Begin Stored data
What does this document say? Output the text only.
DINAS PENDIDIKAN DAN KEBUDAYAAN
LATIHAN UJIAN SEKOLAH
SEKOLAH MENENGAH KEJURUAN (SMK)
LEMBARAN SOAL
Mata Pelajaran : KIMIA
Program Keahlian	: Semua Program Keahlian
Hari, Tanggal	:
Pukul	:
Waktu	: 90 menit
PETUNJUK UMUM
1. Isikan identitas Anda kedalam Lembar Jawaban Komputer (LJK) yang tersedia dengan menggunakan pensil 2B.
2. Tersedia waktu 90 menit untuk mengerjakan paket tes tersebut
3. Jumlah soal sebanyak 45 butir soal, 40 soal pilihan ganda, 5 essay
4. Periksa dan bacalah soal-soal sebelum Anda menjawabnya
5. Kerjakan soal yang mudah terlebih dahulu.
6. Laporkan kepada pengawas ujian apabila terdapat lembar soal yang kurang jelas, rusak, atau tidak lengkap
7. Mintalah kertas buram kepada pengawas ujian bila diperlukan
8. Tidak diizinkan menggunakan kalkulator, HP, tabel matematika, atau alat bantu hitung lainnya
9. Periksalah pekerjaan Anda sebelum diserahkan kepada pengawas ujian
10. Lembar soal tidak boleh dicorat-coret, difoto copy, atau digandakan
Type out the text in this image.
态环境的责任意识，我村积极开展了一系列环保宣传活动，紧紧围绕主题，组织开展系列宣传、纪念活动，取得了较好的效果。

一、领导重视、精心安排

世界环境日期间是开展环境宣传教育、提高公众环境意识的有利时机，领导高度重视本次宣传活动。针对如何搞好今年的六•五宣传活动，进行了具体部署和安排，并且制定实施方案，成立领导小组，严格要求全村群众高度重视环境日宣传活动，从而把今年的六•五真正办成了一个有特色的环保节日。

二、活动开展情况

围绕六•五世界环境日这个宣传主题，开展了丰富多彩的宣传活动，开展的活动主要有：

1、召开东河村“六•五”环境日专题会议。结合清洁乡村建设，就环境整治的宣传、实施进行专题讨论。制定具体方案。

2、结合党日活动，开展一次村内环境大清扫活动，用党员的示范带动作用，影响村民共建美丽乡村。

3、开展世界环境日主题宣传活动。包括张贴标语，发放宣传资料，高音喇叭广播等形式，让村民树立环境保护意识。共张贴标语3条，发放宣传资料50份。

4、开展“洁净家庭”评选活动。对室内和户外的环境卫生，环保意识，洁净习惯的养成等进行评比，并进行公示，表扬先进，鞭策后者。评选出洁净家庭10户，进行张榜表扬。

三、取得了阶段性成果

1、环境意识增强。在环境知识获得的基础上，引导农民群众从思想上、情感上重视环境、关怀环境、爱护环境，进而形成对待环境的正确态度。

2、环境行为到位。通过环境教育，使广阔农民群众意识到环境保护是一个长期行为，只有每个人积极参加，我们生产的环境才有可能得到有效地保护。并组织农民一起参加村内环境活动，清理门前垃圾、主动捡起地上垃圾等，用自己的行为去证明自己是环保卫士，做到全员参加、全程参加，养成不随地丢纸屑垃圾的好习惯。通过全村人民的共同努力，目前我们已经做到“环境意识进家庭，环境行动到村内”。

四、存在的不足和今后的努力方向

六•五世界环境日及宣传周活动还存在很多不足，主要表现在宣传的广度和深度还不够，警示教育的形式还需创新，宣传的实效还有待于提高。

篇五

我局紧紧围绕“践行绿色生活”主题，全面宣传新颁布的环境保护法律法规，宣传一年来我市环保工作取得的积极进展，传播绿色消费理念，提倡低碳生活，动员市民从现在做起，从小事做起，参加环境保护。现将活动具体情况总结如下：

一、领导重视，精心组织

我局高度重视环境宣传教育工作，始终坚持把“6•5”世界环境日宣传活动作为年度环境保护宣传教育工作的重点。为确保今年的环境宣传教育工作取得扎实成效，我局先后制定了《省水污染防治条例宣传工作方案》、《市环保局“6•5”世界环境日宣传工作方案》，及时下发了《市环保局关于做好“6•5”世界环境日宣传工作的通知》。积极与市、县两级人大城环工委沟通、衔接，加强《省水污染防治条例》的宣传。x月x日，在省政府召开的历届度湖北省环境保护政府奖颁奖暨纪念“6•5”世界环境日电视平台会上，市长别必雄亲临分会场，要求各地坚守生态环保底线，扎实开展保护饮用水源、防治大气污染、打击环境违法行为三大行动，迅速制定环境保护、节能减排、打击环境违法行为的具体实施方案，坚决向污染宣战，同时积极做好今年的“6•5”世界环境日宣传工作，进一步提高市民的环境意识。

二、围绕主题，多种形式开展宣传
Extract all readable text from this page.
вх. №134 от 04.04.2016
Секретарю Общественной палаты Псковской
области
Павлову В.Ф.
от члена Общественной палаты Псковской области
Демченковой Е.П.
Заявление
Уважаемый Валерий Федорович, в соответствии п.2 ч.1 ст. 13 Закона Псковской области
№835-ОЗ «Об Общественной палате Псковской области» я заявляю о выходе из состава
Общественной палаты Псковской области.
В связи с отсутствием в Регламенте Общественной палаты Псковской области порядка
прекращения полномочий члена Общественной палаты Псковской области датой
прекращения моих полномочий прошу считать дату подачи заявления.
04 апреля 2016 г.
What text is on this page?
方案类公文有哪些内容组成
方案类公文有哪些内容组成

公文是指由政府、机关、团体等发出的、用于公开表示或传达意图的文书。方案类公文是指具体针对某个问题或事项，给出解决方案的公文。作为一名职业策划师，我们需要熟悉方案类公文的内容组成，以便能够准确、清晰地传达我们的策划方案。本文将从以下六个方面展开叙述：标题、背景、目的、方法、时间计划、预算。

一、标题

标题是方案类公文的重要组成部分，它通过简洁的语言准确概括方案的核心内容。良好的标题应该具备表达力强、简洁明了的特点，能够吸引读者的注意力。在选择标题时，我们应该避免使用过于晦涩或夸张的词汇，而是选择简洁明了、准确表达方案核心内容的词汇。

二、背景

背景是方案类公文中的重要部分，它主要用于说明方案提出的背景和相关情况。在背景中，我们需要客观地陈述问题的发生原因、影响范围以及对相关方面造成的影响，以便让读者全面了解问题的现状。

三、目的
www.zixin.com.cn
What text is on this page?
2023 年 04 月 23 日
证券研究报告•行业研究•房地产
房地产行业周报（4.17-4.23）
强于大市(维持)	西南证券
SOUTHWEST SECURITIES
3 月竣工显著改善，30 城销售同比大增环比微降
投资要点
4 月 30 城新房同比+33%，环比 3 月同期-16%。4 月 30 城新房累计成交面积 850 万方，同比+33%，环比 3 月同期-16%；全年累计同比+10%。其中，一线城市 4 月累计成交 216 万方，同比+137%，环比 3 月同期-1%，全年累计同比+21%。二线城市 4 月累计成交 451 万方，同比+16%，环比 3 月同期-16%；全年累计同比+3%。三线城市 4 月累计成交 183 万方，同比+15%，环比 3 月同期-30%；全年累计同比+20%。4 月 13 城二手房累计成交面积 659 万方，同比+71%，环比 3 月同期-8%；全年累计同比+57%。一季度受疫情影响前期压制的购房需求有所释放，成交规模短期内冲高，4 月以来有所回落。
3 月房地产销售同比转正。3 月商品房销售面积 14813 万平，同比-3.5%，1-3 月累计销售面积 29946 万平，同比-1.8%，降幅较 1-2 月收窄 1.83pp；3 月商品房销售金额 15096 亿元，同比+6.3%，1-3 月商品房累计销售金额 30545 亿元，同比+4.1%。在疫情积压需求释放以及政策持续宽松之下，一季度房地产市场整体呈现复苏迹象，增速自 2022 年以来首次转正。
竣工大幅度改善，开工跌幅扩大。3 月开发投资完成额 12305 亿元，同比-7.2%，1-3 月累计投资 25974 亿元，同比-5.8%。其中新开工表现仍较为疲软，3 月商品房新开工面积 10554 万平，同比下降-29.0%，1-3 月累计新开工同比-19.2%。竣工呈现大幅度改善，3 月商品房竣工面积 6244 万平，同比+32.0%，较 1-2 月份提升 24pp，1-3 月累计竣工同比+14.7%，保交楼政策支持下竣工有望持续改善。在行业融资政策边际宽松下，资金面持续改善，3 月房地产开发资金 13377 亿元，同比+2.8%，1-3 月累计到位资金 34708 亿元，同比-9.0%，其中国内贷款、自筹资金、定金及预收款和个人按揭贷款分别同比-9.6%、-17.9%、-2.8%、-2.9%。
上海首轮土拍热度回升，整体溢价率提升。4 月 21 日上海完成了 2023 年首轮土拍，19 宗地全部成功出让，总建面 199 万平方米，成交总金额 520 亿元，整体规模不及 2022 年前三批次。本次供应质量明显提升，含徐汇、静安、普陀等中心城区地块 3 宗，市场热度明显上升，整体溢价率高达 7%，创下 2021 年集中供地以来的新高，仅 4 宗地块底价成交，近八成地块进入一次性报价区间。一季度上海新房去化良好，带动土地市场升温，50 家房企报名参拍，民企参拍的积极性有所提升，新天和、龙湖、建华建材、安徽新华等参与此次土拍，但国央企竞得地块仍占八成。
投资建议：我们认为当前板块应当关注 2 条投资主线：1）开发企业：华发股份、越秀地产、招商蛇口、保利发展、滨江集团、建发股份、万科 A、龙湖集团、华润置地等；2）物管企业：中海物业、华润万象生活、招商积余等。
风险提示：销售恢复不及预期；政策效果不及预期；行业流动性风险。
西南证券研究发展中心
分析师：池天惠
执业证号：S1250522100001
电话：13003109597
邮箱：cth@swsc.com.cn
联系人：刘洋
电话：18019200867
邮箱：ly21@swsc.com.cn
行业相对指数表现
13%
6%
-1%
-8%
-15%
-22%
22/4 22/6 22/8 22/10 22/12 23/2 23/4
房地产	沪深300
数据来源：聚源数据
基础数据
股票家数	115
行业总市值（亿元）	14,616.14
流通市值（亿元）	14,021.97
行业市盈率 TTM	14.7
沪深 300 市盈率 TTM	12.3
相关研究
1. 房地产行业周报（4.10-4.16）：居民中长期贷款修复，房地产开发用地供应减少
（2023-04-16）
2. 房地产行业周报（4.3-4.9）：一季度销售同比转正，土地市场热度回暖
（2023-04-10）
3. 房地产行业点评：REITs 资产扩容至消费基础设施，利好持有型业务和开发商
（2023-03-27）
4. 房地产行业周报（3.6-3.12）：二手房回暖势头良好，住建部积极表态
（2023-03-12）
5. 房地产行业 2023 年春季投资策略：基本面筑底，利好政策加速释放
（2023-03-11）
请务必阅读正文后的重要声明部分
End Stored data
■ Your objective
Select from the material above each line in which the string "области" appears, and list those lines.

■ Expected answer
области
от члена Общественной палаты Псковской области
Уважаемый Валерий Федорович, в соответствии п.2 ч.1 ст. 13 Закона Псковской области
№835-ОЗ «Об Общественной палате Псковской области» я заявляю о выходе из состава
Общественной палаты Псковской области.
В связи с отсутствием в Регламенте Общественной палаты Псковской области порядка
прекращения полномочий члена Общественной палаты Псковской области датой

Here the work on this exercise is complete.